* Exercise directions *
From the data that follows, report how many lines hold the string "this", giving only the number.

##### Listing

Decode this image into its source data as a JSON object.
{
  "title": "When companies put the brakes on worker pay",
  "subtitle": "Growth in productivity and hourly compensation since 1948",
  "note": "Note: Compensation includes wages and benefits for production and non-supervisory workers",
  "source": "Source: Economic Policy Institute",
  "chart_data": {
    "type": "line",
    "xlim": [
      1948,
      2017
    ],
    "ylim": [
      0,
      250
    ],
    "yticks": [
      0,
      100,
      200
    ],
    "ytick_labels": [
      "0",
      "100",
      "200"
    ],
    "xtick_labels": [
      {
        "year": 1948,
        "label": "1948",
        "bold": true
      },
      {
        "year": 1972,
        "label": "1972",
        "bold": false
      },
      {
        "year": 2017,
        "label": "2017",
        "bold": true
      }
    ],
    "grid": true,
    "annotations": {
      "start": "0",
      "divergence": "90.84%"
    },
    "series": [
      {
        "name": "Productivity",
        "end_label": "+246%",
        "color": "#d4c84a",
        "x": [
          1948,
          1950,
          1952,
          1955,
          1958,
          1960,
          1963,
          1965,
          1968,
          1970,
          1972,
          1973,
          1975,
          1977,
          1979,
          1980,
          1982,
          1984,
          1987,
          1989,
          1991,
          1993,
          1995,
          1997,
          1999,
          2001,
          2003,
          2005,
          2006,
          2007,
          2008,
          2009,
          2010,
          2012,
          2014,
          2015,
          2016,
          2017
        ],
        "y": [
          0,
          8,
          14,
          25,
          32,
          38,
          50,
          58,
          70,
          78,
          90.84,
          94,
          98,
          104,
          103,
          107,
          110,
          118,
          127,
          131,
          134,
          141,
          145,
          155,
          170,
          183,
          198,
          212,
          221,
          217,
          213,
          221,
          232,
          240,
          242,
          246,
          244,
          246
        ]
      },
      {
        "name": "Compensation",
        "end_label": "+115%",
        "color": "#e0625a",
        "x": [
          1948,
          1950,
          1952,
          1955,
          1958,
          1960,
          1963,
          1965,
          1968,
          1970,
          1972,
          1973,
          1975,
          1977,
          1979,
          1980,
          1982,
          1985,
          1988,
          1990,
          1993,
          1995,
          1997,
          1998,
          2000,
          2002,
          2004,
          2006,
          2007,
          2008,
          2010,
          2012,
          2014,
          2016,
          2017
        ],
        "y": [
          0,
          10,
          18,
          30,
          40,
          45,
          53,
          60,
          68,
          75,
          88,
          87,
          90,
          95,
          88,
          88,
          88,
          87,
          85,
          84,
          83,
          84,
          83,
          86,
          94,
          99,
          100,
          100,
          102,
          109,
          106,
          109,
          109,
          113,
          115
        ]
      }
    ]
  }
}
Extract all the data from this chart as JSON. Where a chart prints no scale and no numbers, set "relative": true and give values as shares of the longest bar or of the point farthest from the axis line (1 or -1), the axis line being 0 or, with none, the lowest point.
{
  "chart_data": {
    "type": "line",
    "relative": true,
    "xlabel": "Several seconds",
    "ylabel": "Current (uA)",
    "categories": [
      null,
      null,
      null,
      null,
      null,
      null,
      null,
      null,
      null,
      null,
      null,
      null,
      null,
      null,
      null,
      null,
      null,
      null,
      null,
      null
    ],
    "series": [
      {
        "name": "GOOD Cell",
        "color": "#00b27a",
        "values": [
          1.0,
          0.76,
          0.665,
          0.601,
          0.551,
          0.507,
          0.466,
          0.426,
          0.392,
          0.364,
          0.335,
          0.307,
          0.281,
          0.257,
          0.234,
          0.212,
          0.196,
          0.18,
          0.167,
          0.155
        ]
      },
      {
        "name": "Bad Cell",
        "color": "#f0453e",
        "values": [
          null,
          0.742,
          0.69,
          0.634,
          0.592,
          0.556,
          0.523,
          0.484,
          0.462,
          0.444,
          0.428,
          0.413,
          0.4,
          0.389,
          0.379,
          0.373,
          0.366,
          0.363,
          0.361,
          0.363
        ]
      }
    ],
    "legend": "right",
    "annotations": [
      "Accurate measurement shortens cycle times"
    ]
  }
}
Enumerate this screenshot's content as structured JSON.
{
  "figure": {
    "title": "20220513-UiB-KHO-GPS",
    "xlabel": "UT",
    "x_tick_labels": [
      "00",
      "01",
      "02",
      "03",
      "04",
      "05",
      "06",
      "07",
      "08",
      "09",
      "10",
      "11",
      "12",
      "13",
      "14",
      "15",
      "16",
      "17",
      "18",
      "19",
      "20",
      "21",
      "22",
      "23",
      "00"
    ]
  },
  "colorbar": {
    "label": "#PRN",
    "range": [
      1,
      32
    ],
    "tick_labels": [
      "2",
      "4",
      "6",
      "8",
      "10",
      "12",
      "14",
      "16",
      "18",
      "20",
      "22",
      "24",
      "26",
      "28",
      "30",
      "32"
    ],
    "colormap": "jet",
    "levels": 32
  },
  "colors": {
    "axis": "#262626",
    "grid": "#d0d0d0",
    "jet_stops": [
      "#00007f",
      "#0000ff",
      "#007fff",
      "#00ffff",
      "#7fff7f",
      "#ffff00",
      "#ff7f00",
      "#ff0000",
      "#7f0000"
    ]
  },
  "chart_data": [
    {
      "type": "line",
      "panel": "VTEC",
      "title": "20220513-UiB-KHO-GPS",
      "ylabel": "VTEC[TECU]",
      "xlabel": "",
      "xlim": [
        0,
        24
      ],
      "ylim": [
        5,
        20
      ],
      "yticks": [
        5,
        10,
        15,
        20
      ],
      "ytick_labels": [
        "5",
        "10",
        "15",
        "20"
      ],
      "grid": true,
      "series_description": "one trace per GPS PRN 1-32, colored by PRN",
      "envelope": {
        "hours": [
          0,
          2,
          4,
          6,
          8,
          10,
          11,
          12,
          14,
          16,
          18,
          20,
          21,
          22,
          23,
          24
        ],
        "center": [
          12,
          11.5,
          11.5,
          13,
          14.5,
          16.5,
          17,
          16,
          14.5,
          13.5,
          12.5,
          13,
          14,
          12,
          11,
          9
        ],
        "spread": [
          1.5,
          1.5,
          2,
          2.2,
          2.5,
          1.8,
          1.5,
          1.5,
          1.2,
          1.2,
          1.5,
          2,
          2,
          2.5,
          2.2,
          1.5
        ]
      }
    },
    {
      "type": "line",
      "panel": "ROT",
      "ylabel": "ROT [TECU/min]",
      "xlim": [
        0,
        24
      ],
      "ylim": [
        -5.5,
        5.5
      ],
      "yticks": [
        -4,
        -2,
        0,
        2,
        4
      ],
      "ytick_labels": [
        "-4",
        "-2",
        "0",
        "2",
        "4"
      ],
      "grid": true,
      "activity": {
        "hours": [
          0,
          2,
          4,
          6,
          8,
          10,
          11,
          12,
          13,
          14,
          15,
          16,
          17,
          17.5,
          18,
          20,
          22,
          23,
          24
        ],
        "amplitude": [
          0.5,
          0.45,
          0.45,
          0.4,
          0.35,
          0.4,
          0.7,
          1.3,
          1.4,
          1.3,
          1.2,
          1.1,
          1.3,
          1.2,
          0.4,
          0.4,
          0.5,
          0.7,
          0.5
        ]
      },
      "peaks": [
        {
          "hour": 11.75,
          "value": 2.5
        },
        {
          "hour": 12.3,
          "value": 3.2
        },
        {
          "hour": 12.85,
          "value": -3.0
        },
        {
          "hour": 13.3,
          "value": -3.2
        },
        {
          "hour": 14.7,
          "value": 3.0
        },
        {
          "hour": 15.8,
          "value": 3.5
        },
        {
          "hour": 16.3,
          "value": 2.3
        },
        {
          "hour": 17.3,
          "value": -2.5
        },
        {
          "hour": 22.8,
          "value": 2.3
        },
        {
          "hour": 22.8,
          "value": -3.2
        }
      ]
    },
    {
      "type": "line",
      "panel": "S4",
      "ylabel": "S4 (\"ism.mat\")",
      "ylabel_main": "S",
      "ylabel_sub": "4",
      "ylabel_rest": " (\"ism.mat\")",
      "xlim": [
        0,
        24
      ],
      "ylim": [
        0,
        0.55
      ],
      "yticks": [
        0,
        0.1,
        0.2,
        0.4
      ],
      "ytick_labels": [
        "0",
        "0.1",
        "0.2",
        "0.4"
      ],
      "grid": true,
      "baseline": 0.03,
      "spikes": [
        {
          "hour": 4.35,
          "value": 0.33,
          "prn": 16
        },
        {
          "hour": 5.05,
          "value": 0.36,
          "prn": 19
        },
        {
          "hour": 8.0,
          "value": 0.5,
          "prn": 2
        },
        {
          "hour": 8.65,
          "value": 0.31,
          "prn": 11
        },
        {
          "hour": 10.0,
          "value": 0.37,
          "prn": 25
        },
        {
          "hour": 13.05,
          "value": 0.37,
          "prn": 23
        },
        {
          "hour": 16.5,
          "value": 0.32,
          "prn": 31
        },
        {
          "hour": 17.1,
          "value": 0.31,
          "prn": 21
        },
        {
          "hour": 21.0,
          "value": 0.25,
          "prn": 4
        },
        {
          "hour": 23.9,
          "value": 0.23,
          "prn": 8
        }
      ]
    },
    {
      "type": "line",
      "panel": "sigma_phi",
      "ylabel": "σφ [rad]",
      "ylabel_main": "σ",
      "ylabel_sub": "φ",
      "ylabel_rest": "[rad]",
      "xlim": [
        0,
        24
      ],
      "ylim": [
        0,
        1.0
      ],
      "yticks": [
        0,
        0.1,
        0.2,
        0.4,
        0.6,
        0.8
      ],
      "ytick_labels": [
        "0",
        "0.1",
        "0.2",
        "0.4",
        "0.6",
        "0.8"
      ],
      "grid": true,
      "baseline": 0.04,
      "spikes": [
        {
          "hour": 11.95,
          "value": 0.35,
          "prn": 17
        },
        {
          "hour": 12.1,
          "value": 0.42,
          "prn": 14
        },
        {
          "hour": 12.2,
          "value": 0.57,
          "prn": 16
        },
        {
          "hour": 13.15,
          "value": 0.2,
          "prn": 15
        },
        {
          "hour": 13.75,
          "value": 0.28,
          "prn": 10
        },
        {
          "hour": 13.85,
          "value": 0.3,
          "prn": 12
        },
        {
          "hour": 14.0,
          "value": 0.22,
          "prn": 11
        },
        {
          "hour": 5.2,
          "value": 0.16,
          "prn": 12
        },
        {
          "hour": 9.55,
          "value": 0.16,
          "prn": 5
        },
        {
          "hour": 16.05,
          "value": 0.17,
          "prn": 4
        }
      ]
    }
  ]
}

##########

* Full output *
3